— Work to be completed —
An exact copy of all the data is required, with pictures left out.

————————

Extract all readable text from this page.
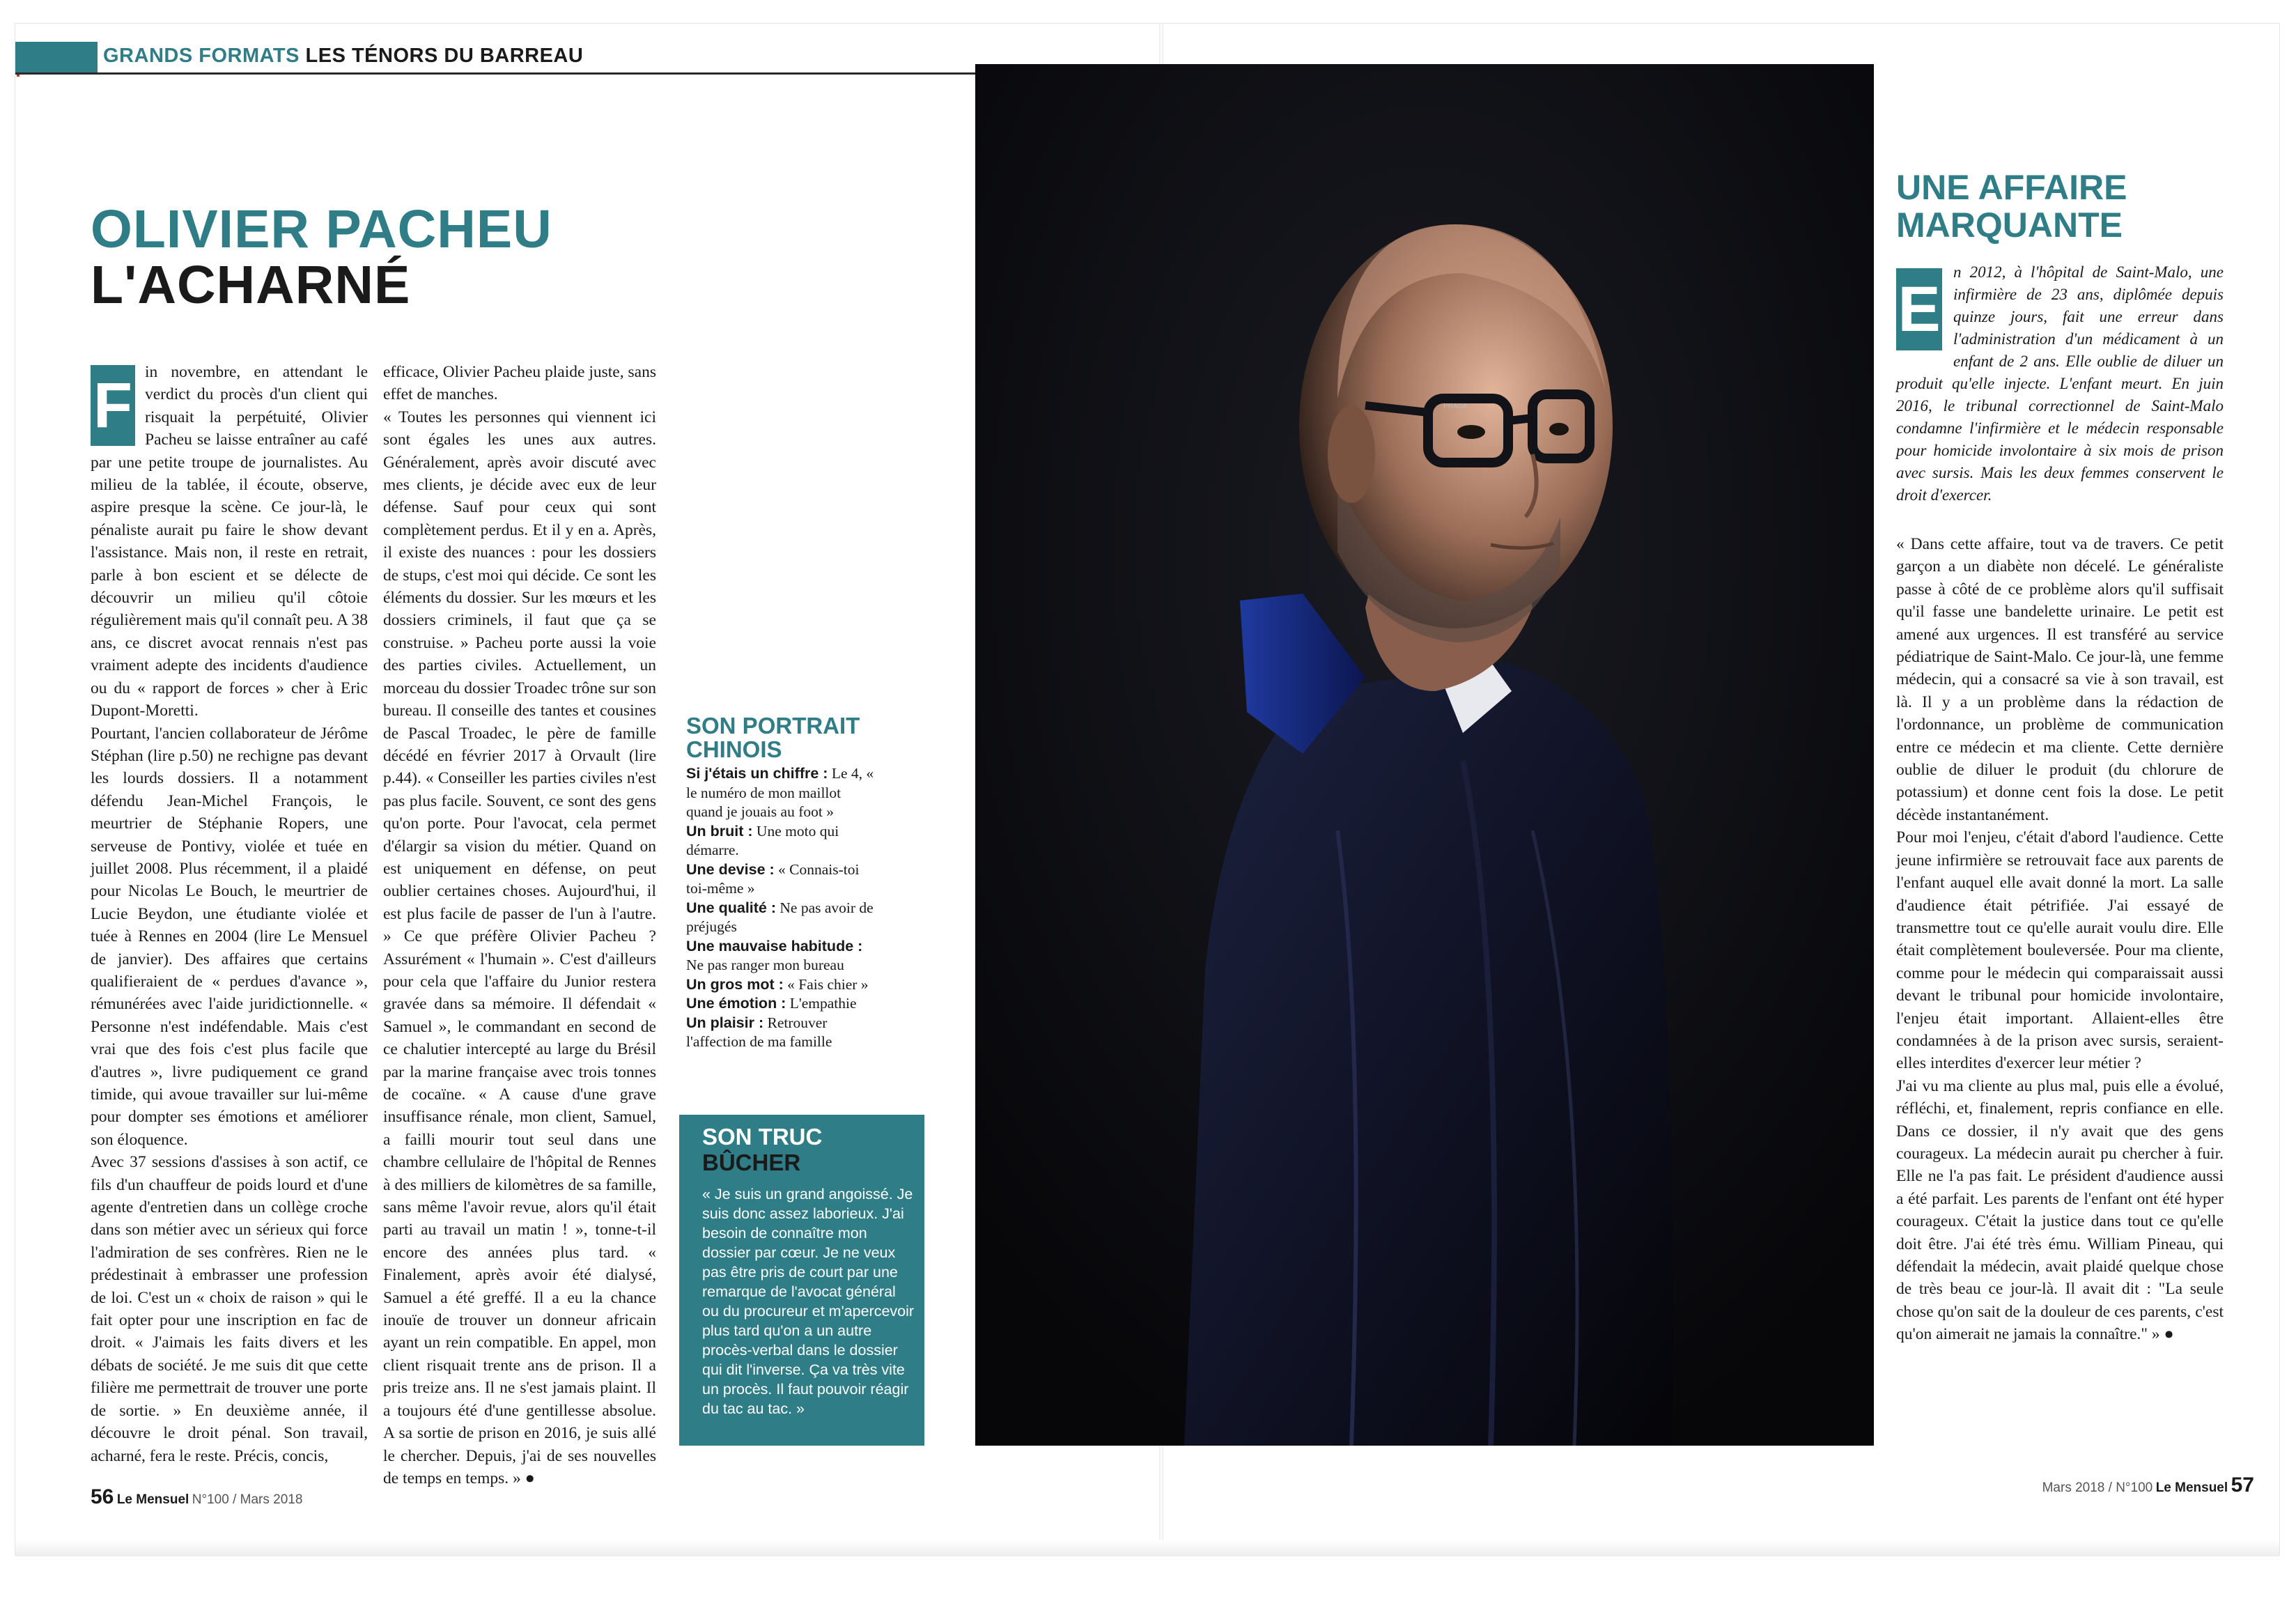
GRANDS FORMATS LES TÉNORS DU BARREAU
OLIVIER PACHEU
L'ACHARNÉ
F in novembre, en attendant le verdict du procès d'un client qui risquait la perpétuité, Olivier Pacheu se laisse entraîner au café par une petite troupe de journalistes. Au milieu de la tablée, il écoute, observe, aspire presque la scène. Ce jour-là, le pénaliste aurait pu faire le show devant l'assistance. Mais non, il reste en retrait, parle à bon escient et se délecte de découvrir un milieu qu'il côtoie régulièrement mais qu'il connaît peu. A 38 ans, ce discret avocat rennais n'est pas vraiment adepte des incidents d'audience ou du « rapport de forces » cher à Eric Dupont-Moretti.

Pourtant, l'ancien collaborateur de Jérôme Stéphan (lire p.50) ne rechigne pas devant les lourds dossiers. Il a notamment défendu Jean-Michel François, le meurtrier de Stéphanie Ropers, une serveuse de Pontivy, violée et tuée en juillet 2008. Plus récemment, il a plaidé pour Nicolas Le Bouch, le meurtrier de Lucie Beydon, une étudiante violée et tuée à Rennes en 2004 (lire Le Mensuel de janvier). Des affaires que certains qualifieraient de « perdues d'avance », rémunérées avec l'aide juridictionnelle. « Personne n'est indéfendable. Mais c'est vrai que des fois c'est plus facile que d'autres », livre pudiquement ce grand timide, qui avoue travailler sur lui-même pour dompter ses émotions et améliorer son éloquence.

Avec 37 sessions d'assises à son actif, ce fils d'un chauffeur de poids lourd et d'une agente d'entretien dans un collège croche dans son métier avec un sérieux qui force l'admiration de ses confrères. Rien ne le prédestinait à embrasser une profession de loi. C'est un « choix de raison » qui le fait opter pour une inscription en fac de droit. « J'aimais les faits divers et les débats de société. Je me suis dit que cette filière me permettrait de trouver une porte de sortie. » En deuxième année, il découvre le droit pénal. Son travail, acharné, fera le reste. Précis, concis,

efficace, Olivier Pacheu plaide juste, sans effet de manches.

« Toutes les personnes qui viennent ici sont égales les unes aux autres. Généralement, après avoir discuté avec mes clients, je décide avec eux de leur défense. Sauf pour ceux qui sont complètement perdus. Et il y en a. Après, il existe des nuances : pour les dossiers de stups, c'est moi qui décide. Ce sont les éléments du dossier. Sur les mœurs et les dossiers criminels, il faut que ça se construise. » Pacheu porte aussi la voie des parties civiles. Actuellement, un morceau du dossier Troadec trône sur son bureau. Il conseille des tantes et cousines de Pascal Troadec, le père de famille décédé en février 2017 à Orvault (lire p.44). « Conseiller les parties civiles n'est pas plus facile. Souvent, ce sont des gens qu'on porte. Pour l'avocat, cela permet d'élargir sa vision du métier. Quand on est uniquement en défense, on peut oublier certaines choses. Aujourd'hui, il est plus facile de passer de l'un à l'autre. » Ce que préfère Olivier Pacheu ? Assurément « l'humain ». C'est d'ailleurs pour cela que l'affaire du Junior restera gravée dans sa mémoire. Il défendait « Samuel », le commandant en second de ce chalutier intercepté au large du Brésil par la marine française avec trois tonnes de cocaïne. « A cause d'une grave insuffisance rénale, mon client, Samuel, a failli mourir tout seul dans une chambre cellulaire de l'hôpital de Rennes à des milliers de kilomètres de sa famille, sans même l'avoir revue, alors qu'il était parti au travail un matin ! », tonne-t-il encore des années plus tard. « Finalement, après avoir été dialysé, Samuel a été greffé. Il a eu la chance inouïe de trouver un donneur africain ayant un rein compatible. En appel, mon client risquait trente ans de prison. Il a pris treize ans. Il ne s'est jamais plaint. Il a toujours été d'une gentillesse absolue. A sa sortie de prison en 2016, je suis allé le chercher. Depuis, j'ai de ses nouvelles de temps en temps. » ●

SON PORTRAIT CHINOIS
Si j'étais un chiffre : Le 4, « le numéro de mon maillot quand je jouais au foot »
Un bruit : Une moto qui démarre.
Une devise : « Connais-toi toi-même »
Une qualité : Ne pas avoir de préjugés
Une mauvaise habitude : Ne pas ranger mon bureau
Un gros mot : « Fais chier »
Une émotion : L'empathie
Un plaisir : Retrouver l'affection de ma famille
SON TRUC
BÛCHER
« Je suis un grand angoissé. Je suis donc assez laborieux. J'ai besoin de connaître mon dossier par cœur. Je ne veux pas être pris de court par une remarque de l'avocat général ou du procureur et m'apercevoir plus tard qu'on a un autre procès-verbal dans le dossier qui dit l'inverse. Ça va très vite un procès. Il faut pouvoir réagir du tac au tac. »
PRADA
UNE AFFAIRE MARQUANTE
E
n 2012, à l'hôpital de Saint-Malo, une infirmière de 23 ans, diplômée depuis quinze jours, fait une erreur dans l'administration d'un médicament à un enfant de 2 ans. Elle oublie de diluer un produit qu'elle injecte. L'enfant meurt. En juin 2016, le tribunal correctionnel de Saint-Malo condamne l'infirmière et le médecin responsable pour homicide involontaire à six mois de prison avec sursis. Mais les deux femmes conservent le droit d'exercer.

« Dans cette affaire, tout va de travers. Ce petit garçon a un diabète non décelé. Le généraliste passe à côté de ce problème alors qu'il suffisait qu'il fasse une bandelette urinaire. Le petit est amené aux urgences. Il est transféré au service pédiatrique de Saint-Malo. Ce jour-là, une femme médecin, qui a consacré sa vie à son travail, est là. Il y a un problème dans la rédaction de l'ordonnance, un problème de communication entre ce médecin et ma cliente. Cette dernière oublie de diluer le produit (du chlorure de potassium) et donne cent fois la dose. Le petit décède instantanément.

Pour moi l'enjeu, c'était d'abord l'audience. Cette jeune infirmière se retrouvait face aux parents de l'enfant auquel elle avait donné la mort. La salle d'audience était pétrifiée. J'ai essayé de transmettre tout ce qu'elle aurait voulu dire. Elle était complètement bouleversée. Pour ma cliente, comme pour le médecin qui comparaissait aussi devant le tribunal pour homicide involontaire, l'enjeu était important. Allaient-elles être condamnées à de la prison avec sursis, seraient-elles interdites d'exercer leur métier ?

J'ai vu ma cliente au plus mal, puis elle a évolué, réfléchi, et, finalement, repris confiance en elle. Dans ce dossier, il n'y avait que des gens courageux. La médecin aurait pu chercher à fuir. Elle ne l'a pas fait. Le président d'audience aussi a été parfait. Les parents de l'enfant ont été hyper courageux. C'était la justice dans tout ce qu'elle doit être. J'ai été très ému. William Pineau, qui défendait la médecin, avait plaidé quelque chose de très beau ce jour-là. Il avait dit : "La seule chose qu'on sait de la douleur de ces parents, c'est qu'on aimerait ne jamais la connaître." » ●

56 Le Mensuel N°100 / Mars 2018
Mars 2018 / N°100 Le Mensuel 57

————————

— Exercise response —
Extract all readable text from this page.
GRANDS FORMATS LES TÉNORS DU BARREAU
OLIVIER PACHEU
L'ACHARNÉ
F in novembre, en attendant le verdict du procès d'un client qui risquait la perpétuité, Olivier Pacheu se laisse entraîner au café par une petite troupe de journalistes. Au milieu de la tablée, il écoute, observe, aspire presque la scène. Ce jour-là, le pénaliste aurait pu faire le show devant l'assistance. Mais non, il reste en retrait, parle à bon escient et se délecte de découvrir un milieu qu'il côtoie régulièrement mais qu'il connaît peu. A 38 ans, ce discret avocat rennais n'est pas vraiment adepte des incidents d'audience ou du « rapport de forces » cher à Eric Dupont-Moretti.

Pourtant, l'ancien collaborateur de Jérôme Stéphan (lire p.50) ne rechigne pas devant les lourds dossiers. Il a notamment défendu Jean-Michel François, le meurtrier de Stéphanie Ropers, une serveuse de Pontivy, violée et tuée en juillet 2008. Plus récemment, il a plaidé pour Nicolas Le Bouch, le meurtrier de Lucie Beydon, une étudiante violée et tuée à Rennes en 2004 (lire Le Mensuel de janvier). Des affaires que certains qualifieraient de « perdues d'avance », rémunérées avec l'aide juridictionnelle. « Personne n'est indéfendable. Mais c'est vrai que des fois c'est plus facile que d'autres », livre pudiquement ce grand timide, qui avoue travailler sur lui-même pour dompter ses émotions et améliorer son éloquence.

Avec 37 sessions d'assises à son actif, ce fils d'un chauffeur de poids lourd et d'une agente d'entretien dans un collège croche dans son métier avec un sérieux qui force l'admiration de ses confrères. Rien ne le prédestinait à embrasser une profession de loi. C'est un « choix de raison » qui le fait opter pour une inscription en fac de droit. « J'aimais les faits divers et les débats de société. Je me suis dit que cette filière me permettrait de trouver une porte de sortie. » En deuxième année, il découvre le droit pénal. Son travail, acharné, fera le reste. Précis, concis,

efficace, Olivier Pacheu plaide juste, sans effet de manches.

« Toutes les personnes qui viennent ici sont égales les unes aux autres. Généralement, après avoir discuté avec mes clients, je décide avec eux de leur défense. Sauf pour ceux qui sont complètement perdus. Et il y en a. Après, il existe des nuances : pour les dossiers de stups, c'est moi qui décide. Ce sont les éléments du dossier. Sur les mœurs et les dossiers criminels, il faut que ça se construise. » Pacheu porte aussi la voie des parties civiles. Actuellement, un morceau du dossier Troadec trône sur son bureau. Il conseille des tantes et cousines de Pascal Troadec, le père de famille décédé en février 2017 à Orvault (lire p.44). « Conseiller les parties civiles n'est pas plus facile. Souvent, ce sont des gens qu'on porte. Pour l'avocat, cela permet d'élargir sa vision du métier. Quand on est uniquement en défense, on peut oublier certaines choses. Aujourd'hui, il est plus facile de passer de l'un à l'autre. » Ce que préfère Olivier Pacheu ? Assurément « l'humain ». C'est d'ailleurs pour cela que l'affaire du Junior restera gravée dans sa mémoire. Il défendait « Samuel », le commandant en second de ce chalutier intercepté au large du Brésil par la marine française avec trois tonnes de cocaïne. « A cause d'une grave insuffisance rénale, mon client, Samuel, a failli mourir tout seul dans une chambre cellulaire de l'hôpital de Rennes à des milliers de kilomètres de sa famille, sans même l'avoir revue, alors qu'il était parti au travail un matin ! », tonne-t-il encore des années plus tard. « Finalement, après avoir été dialysé, Samuel a été greffé. Il a eu la chance inouïe de trouver un donneur africain ayant un rein compatible. En appel, mon client risquait trente ans de prison. Il a pris treize ans. Il ne s'est jamais plaint. Il a toujours été d'une gentillesse absolue. A sa sortie de prison en 2016, je suis allé le chercher. Depuis, j'ai de ses nouvelles de temps en temps. » ●

SON PORTRAIT CHINOIS
Si j'étais un chiffre : Le 4, « le numéro de mon maillot quand je jouais au foot »
Un bruit : Une moto qui démarre.
Une devise : « Connais-toi toi-même »
Une qualité : Ne pas avoir de préjugés
Une mauvaise habitude : Ne pas ranger mon bureau
Un gros mot : « Fais chier »
Une émotion : L'empathie
Un plaisir : Retrouver l'affection de ma famille
SON TRUC
BÛCHER
« Je suis un grand angoissé. Je suis donc assez laborieux. J'ai besoin de connaître mon dossier par cœur. Je ne veux pas être pris de court par une remarque de l'avocat général ou du procureur et m'apercevoir plus tard qu'on a un autre procès-verbal dans le dossier qui dit l'inverse. Ça va très vite un procès. Il faut pouvoir réagir du tac au tac. »
PRADA
UNE AFFAIRE MARQUANTE
E
n 2012, à l'hôpital de Saint-Malo, une infirmière de 23 ans, diplômée depuis quinze jours, fait une erreur dans l'administration d'un médicament à un enfant de 2 ans. Elle oublie de diluer un produit qu'elle injecte. L'enfant meurt. En juin 2016, le tribunal correctionnel de Saint-Malo condamne l'infirmière et le médecin responsable pour homicide involontaire à six mois de prison avec sursis. Mais les deux femmes conservent le droit d'exercer.

« Dans cette affaire, tout va de travers. Ce petit garçon a un diabète non décelé. Le généraliste passe à côté de ce problème alors qu'il suffisait qu'il fasse une bandelette urinaire. Le petit est amené aux urgences. Il est transféré au service pédiatrique de Saint-Malo. Ce jour-là, une femme médecin, qui a consacré sa vie à son travail, est là. Il y a un problème dans la rédaction de l'ordonnance, un problème de communication entre ce médecin et ma cliente. Cette dernière oublie de diluer le produit (du chlorure de potassium) et donne cent fois la dose. Le petit décède instantanément.

Pour moi l'enjeu, c'était d'abord l'audience. Cette jeune infirmière se retrouvait face aux parents de l'enfant auquel elle avait donné la mort. La salle d'audience était pétrifiée. J'ai essayé de transmettre tout ce qu'elle aurait voulu dire. Elle était complètement bouleversée. Pour ma cliente, comme pour le médecin qui comparaissait aussi devant le tribunal pour homicide involontaire, l'enjeu était important. Allaient-elles être condamnées à de la prison avec sursis, seraient-elles interdites d'exercer leur métier ?

J'ai vu ma cliente au plus mal, puis elle a évolué, réfléchi, et, finalement, repris confiance en elle. Dans ce dossier, il n'y avait que des gens courageux. La médecin aurait pu chercher à fuir. Elle ne l'a pas fait. Le président d'audience aussi a été parfait. Les parents de l'enfant ont été hyper courageux. C'était la justice dans tout ce qu'elle doit être. J'ai été très ému. William Pineau, qui défendait la médecin, avait plaidé quelque chose de très beau ce jour-là. Il avait dit : "La seule chose qu'on sait de la douleur de ces parents, c'est qu'on aimerait ne jamais la connaître." » ●

56 Le Mensuel N°100 / Mars 2018
Mars 2018 / N°100 Le Mensuel 57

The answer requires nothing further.